#### EXCERPTED DATA ####
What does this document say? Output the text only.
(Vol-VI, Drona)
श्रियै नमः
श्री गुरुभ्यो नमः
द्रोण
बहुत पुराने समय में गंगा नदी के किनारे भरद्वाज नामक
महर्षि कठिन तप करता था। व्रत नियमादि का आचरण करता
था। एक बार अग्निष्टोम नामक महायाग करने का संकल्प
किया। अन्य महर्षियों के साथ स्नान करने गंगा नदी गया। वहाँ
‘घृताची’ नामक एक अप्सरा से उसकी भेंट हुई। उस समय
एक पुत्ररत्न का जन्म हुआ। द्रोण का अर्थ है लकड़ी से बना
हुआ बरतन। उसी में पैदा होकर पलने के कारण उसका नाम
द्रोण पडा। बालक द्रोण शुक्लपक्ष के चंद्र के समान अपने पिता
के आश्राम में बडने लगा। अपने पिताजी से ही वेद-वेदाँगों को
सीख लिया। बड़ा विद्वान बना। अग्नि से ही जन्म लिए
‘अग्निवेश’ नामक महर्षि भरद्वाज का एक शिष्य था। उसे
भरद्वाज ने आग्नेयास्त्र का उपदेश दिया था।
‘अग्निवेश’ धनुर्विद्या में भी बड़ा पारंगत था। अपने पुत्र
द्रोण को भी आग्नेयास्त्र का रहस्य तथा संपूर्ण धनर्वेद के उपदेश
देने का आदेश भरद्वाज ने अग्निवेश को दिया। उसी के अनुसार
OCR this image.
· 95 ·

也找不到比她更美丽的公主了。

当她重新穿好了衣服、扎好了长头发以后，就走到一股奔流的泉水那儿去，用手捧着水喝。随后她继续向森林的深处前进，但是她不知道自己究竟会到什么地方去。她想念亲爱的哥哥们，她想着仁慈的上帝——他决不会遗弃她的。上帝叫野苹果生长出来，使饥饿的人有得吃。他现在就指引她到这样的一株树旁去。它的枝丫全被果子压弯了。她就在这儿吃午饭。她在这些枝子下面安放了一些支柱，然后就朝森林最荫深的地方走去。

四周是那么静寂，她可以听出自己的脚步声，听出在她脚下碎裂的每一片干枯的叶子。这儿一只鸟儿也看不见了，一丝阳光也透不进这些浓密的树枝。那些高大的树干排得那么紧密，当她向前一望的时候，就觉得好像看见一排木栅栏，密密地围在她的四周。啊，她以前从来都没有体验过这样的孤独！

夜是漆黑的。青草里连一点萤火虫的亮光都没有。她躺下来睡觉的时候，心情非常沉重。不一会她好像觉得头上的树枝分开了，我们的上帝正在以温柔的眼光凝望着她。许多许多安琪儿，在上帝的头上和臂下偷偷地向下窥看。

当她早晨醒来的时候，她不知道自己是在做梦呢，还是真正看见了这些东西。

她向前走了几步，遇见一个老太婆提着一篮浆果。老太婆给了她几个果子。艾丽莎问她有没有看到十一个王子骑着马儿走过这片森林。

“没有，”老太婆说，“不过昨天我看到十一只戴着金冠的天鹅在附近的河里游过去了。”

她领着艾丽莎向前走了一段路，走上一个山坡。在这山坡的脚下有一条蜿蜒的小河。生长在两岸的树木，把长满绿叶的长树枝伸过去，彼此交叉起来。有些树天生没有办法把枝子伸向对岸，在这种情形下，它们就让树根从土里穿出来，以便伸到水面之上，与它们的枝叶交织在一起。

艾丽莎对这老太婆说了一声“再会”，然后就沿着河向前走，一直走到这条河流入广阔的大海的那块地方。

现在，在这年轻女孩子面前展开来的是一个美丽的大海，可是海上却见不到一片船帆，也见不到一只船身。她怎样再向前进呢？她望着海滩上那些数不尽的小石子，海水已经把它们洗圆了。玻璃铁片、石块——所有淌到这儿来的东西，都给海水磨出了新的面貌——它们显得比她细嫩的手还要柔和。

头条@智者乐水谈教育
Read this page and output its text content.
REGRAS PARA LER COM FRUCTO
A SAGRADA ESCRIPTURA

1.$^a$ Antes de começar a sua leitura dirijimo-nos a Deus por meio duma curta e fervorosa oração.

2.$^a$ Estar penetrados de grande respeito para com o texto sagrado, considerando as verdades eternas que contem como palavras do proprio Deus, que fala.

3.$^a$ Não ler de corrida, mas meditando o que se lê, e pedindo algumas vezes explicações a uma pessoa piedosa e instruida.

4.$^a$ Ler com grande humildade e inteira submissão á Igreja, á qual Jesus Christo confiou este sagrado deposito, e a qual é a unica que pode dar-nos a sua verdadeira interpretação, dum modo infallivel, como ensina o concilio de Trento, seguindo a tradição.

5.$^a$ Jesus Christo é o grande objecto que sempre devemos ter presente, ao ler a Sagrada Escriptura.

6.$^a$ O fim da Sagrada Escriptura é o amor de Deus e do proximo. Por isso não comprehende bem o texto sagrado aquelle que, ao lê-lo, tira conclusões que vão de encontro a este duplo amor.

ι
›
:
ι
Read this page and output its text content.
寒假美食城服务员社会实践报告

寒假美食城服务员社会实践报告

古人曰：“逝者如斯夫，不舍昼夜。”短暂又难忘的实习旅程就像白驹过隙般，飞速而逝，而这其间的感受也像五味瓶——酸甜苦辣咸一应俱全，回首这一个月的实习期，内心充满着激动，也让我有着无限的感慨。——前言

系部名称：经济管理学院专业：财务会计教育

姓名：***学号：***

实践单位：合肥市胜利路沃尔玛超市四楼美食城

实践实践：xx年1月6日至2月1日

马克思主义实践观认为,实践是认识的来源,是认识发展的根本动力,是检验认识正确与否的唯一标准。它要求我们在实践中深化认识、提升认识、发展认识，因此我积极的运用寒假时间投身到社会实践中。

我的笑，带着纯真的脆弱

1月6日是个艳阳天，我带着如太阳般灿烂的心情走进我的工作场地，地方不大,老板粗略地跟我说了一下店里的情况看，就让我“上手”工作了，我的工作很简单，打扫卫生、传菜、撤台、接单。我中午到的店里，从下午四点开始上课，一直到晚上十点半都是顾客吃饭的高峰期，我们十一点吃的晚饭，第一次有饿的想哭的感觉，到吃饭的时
####
**WHAT THE EXERCISE ASKS**
Reproduce every record, matching each line exactly.

**WRITTEN SOLUTION**
What does this document say? Output the text only.
(Vol-VI, Drona)
श्रियै नमः
श्री गुरुभ्यो नमः
द्रोण
बहुत पुराने समय में गंगा नदी के किनारे भरद्वाज नामक
महर्षि कठिन तप करता था। व्रत नियमादि का आचरण करता
था। एक बार अग्निष्टोम नामक महायाग करने का संकल्प
किया। अन्य महर्षियों के साथ स्नान करने गंगा नदी गया। वहाँ
‘घृताची’ नामक एक अप्सरा से उसकी भेंट हुई। उस समय
एक पुत्ररत्न का जन्म हुआ। द्रोण का अर्थ है लकड़ी से बना
हुआ बरतन। उसी में पैदा होकर पलने के कारण उसका नाम
द्रोण पडा। बालक द्रोण शुक्लपक्ष के चंद्र के समान अपने पिता
के आश्राम में बडने लगा। अपने पिताजी से ही वेद-वेदाँगों को
सीख लिया। बड़ा विद्वान बना। अग्नि से ही जन्म लिए
‘अग्निवेश’ नामक महर्षि भरद्वाज का एक शिष्य था। उसे
भरद्वाज ने आग्नेयास्त्र का उपदेश दिया था।
‘अग्निवेश’ धनुर्विद्या में भी बड़ा पारंगत था। अपने पुत्र
द्रोण को भी आग्नेयास्त्र का रहस्य तथा संपूर्ण धनर्वेद के उपदेश
देने का आदेश भरद्वाज ने अग्निवेश को दिया। उसी के अनुसार
OCR this image.
· 95 ·

也找不到比她更美丽的公主了。

当她重新穿好了衣服、扎好了长头发以后，就走到一股奔流的泉水那儿去，用手捧着水喝。随后她继续向森林的深处前进，但是她不知道自己究竟会到什么地方去。她想念亲爱的哥哥们，她想着仁慈的上帝——他决不会遗弃她的。上帝叫野苹果生长出来，使饥饿的人有得吃。他现在就指引她到这样的一株树旁去。它的枝丫全被果子压弯了。她就在这儿吃午饭。她在这些枝子下面安放了一些支柱，然后就朝森林最荫深的地方走去。

四周是那么静寂，她可以听出自己的脚步声，听出在她脚下碎裂的每一片干枯的叶子。这儿一只鸟儿也看不见了，一丝阳光也透不进这些浓密的树枝。那些高大的树干排得那么紧密，当她向前一望的时候，就觉得好像看见一排木栅栏，密密地围在她的四周。啊，她以前从来都没有体验过这样的孤独！

夜是漆黑的。青草里连一点萤火虫的亮光都没有。她躺下来睡觉的时候，心情非常沉重。不一会她好像觉得头上的树枝分开了，我们的上帝正在以温柔的眼光凝望着她。许多许多安琪儿，在上帝的头上和臂下偷偷地向下窥看。

当她早晨醒来的时候，她不知道自己是在做梦呢，还是真正看见了这些东西。

她向前走了几步，遇见一个老太婆提着一篮浆果。老太婆给了她几个果子。艾丽莎问她有没有看到十一个王子骑着马儿走过这片森林。

“没有，”老太婆说，“不过昨天我看到十一只戴着金冠的天鹅在附近的河里游过去了。”

她领着艾丽莎向前走了一段路，走上一个山坡。在这山坡的脚下有一条蜿蜒的小河。生长在两岸的树木，把长满绿叶的长树枝伸过去，彼此交叉起来。有些树天生没有办法把枝子伸向对岸，在这种情形下，它们就让树根从土里穿出来，以便伸到水面之上，与它们的枝叶交织在一起。

艾丽莎对这老太婆说了一声“再会”，然后就沿着河向前走，一直走到这条河流入广阔的大海的那块地方。

现在，在这年轻女孩子面前展开来的是一个美丽的大海，可是海上却见不到一片船帆，也见不到一只船身。她怎样再向前进呢？她望着海滩上那些数不尽的小石子，海水已经把它们洗圆了。玻璃铁片、石块——所有淌到这儿来的东西，都给海水磨出了新的面貌——它们显得比她细嫩的手还要柔和。

头条@智者乐水谈教育
Read this page and output its text content.
REGRAS PARA LER COM FRUCTO
A SAGRADA ESCRIPTURA

1.$^a$ Antes de começar a sua leitura dirijimo-nos a Deus por meio duma curta e fervorosa oração.

2.$^a$ Estar penetrados de grande respeito para com o texto sagrado, considerando as verdades eternas que contem como palavras do proprio Deus, que fala.

3.$^a$ Não ler de corrida, mas meditando o que se lê, e pedindo algumas vezes explicações a uma pessoa piedosa e instruida.

4.$^a$ Ler com grande humildade e inteira submissão á Igreja, á qual Jesus Christo confiou este sagrado deposito, e a qual é a unica que pode dar-nos a sua verdadeira interpretação, dum modo infallivel, como ensina o concilio de Trento, seguindo a tradição.

5.$^a$ Jesus Christo é o grande objecto que sempre devemos ter presente, ao ler a Sagrada Escriptura.

6.$^a$ O fim da Sagrada Escriptura é o amor de Deus e do proximo. Por isso não comprehende bem o texto sagrado aquelle que, ao lê-lo, tira conclusões que vão de encontro a este duplo amor.

ι
›
:
ι
Read this page and output its text content.
寒假美食城服务员社会实践报告

寒假美食城服务员社会实践报告

古人曰：“逝者如斯夫，不舍昼夜。”短暂又难忘的实习旅程就像白驹过隙般，飞速而逝，而这其间的感受也像五味瓶——酸甜苦辣咸一应俱全，回首这一个月的实习期，内心充满着激动，也让我有着无限的感慨。——前言

系部名称：经济管理学院专业：财务会计教育

姓名：***学号：***

实践单位：合肥市胜利路沃尔玛超市四楼美食城

实践实践：xx年1月6日至2月1日

马克思主义实践观认为,实践是认识的来源,是认识发展的根本动力,是检验认识正确与否的唯一标准。它要求我们在实践中深化认识、提升认识、发展认识，因此我积极的运用寒假时间投身到社会实践中。

我的笑，带着纯真的脆弱

1月6日是个艳阳天，我带着如太阳般灿烂的心情走进我的工作场地，地方不大,老板粗略地跟我说了一下店里的情况看，就让我“上手”工作了，我的工作很简单，打扫卫生、传菜、撤台、接单。我中午到的店里，从下午四点开始上课，一直到晚上十点半都是顾客吃饭的高峰期，我们十一点吃的晚饭，第一次有饿的想哭的感觉，到吃饭的时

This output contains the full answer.